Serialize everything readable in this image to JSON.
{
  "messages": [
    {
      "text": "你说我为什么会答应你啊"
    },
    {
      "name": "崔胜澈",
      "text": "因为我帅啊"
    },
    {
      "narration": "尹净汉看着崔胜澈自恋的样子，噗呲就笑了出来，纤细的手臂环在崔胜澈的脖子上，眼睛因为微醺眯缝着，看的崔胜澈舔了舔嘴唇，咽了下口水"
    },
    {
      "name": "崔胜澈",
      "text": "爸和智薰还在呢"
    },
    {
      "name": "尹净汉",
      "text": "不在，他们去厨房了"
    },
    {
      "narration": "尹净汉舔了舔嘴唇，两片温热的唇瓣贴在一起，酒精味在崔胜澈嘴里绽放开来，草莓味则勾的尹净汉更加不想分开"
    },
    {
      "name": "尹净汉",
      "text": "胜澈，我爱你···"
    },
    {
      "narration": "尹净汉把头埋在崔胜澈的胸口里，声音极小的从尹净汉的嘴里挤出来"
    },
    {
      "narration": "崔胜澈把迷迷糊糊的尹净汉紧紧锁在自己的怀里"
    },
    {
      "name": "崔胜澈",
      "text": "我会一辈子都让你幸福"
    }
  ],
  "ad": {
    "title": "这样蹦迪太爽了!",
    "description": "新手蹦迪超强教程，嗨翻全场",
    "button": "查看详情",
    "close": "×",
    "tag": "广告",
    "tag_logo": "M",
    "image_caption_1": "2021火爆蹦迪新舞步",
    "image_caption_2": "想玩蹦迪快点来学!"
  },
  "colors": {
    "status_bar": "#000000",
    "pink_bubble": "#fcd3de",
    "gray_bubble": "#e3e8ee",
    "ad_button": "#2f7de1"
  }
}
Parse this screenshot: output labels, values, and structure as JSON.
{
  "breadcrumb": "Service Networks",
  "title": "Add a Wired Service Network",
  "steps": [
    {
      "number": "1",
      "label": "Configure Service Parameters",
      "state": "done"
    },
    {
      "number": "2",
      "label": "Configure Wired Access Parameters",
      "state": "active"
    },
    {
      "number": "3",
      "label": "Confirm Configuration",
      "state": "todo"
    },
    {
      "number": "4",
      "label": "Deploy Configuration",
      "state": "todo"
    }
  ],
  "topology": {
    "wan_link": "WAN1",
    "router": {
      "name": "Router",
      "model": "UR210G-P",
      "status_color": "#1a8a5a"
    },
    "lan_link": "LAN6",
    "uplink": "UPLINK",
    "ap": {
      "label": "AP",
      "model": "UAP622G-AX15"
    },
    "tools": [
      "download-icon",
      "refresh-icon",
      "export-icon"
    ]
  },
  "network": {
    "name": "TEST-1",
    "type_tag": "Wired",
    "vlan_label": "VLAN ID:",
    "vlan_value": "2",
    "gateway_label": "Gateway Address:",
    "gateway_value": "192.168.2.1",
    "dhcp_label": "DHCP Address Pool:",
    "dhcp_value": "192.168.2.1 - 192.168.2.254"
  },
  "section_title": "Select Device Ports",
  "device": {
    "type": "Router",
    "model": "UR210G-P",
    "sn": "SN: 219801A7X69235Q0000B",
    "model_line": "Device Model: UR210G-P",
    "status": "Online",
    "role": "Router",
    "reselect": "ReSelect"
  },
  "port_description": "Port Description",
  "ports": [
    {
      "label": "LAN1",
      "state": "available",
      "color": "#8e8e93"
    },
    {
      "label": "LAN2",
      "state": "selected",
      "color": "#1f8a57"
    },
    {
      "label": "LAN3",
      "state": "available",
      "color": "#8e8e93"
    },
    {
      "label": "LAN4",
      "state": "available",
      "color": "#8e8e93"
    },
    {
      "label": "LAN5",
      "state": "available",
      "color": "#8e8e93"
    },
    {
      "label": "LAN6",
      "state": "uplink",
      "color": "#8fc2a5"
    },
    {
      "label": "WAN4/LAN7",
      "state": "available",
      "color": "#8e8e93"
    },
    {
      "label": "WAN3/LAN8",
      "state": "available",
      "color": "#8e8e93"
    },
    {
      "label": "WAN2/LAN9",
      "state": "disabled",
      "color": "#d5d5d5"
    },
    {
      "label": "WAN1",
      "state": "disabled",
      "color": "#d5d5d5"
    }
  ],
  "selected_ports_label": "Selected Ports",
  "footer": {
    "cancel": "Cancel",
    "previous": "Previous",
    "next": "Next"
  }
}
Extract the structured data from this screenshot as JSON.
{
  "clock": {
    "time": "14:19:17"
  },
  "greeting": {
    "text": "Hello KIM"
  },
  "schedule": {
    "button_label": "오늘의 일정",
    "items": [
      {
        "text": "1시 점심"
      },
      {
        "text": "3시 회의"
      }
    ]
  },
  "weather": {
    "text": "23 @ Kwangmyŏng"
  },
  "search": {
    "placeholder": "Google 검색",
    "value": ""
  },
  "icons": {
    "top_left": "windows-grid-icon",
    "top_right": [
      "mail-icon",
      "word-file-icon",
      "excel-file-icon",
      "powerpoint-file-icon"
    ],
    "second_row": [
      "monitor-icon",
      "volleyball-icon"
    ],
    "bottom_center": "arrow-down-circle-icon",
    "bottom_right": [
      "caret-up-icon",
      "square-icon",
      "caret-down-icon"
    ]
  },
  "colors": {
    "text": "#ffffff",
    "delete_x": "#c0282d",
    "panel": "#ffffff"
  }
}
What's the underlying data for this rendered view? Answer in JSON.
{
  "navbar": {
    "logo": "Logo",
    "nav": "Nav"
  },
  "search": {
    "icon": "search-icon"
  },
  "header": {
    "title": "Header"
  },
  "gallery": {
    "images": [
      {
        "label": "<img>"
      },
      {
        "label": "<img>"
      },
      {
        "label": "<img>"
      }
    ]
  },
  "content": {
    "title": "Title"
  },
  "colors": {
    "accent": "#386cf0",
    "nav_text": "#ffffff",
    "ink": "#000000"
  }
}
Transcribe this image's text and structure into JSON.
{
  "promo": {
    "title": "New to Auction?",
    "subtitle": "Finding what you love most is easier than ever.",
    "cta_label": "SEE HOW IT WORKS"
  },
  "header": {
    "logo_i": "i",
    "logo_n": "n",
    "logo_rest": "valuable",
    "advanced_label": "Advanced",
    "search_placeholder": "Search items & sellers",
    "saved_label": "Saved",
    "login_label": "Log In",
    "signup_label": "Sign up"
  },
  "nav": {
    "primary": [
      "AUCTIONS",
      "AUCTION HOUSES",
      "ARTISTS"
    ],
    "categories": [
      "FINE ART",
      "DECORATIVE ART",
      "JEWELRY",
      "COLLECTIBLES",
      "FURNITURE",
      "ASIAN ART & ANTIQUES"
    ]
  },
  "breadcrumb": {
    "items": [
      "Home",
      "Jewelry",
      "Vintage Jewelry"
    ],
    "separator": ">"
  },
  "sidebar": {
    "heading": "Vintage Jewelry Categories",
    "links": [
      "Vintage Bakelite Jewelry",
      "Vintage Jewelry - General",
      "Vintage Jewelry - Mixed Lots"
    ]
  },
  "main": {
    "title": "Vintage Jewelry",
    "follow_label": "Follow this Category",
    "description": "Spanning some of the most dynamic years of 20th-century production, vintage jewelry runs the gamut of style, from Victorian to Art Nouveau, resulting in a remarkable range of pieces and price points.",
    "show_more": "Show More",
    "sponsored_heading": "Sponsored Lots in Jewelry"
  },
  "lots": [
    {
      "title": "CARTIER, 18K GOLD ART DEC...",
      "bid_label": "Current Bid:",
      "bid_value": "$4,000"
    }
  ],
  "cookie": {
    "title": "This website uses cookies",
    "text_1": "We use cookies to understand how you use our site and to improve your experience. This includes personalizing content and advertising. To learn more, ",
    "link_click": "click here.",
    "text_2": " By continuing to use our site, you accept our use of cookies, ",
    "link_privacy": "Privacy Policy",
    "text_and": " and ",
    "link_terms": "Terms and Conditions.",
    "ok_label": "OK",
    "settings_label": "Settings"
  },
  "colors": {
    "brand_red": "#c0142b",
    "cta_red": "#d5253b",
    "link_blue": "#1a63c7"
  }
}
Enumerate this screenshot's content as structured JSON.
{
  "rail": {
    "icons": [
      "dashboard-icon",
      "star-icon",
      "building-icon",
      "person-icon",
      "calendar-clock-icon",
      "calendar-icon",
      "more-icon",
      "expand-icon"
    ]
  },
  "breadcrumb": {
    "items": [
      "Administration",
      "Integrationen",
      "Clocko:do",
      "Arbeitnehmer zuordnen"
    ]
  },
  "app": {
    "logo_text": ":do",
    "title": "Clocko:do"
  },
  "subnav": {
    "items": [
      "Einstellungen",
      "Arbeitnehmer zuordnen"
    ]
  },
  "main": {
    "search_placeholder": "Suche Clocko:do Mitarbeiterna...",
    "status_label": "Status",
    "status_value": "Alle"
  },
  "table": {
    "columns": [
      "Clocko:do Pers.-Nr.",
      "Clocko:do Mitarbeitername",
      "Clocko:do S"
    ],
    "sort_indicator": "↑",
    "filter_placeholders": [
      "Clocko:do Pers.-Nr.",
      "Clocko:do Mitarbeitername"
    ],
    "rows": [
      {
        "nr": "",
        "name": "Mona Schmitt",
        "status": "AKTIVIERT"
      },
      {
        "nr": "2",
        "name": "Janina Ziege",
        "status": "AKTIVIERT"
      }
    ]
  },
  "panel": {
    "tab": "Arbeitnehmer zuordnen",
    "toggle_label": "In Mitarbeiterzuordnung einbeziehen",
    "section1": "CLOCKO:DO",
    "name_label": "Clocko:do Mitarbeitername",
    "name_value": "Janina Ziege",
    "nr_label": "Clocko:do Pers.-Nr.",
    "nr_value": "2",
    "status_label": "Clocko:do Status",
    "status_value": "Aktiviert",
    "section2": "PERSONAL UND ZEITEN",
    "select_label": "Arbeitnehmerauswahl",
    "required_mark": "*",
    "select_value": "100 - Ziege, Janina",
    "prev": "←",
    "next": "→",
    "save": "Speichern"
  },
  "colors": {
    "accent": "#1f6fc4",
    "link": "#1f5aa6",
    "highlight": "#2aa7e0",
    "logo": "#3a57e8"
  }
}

__Task directions__: A line counts if it holds the word "Configure". How many lines of the entries count? Give the number only.

__Task response__: 2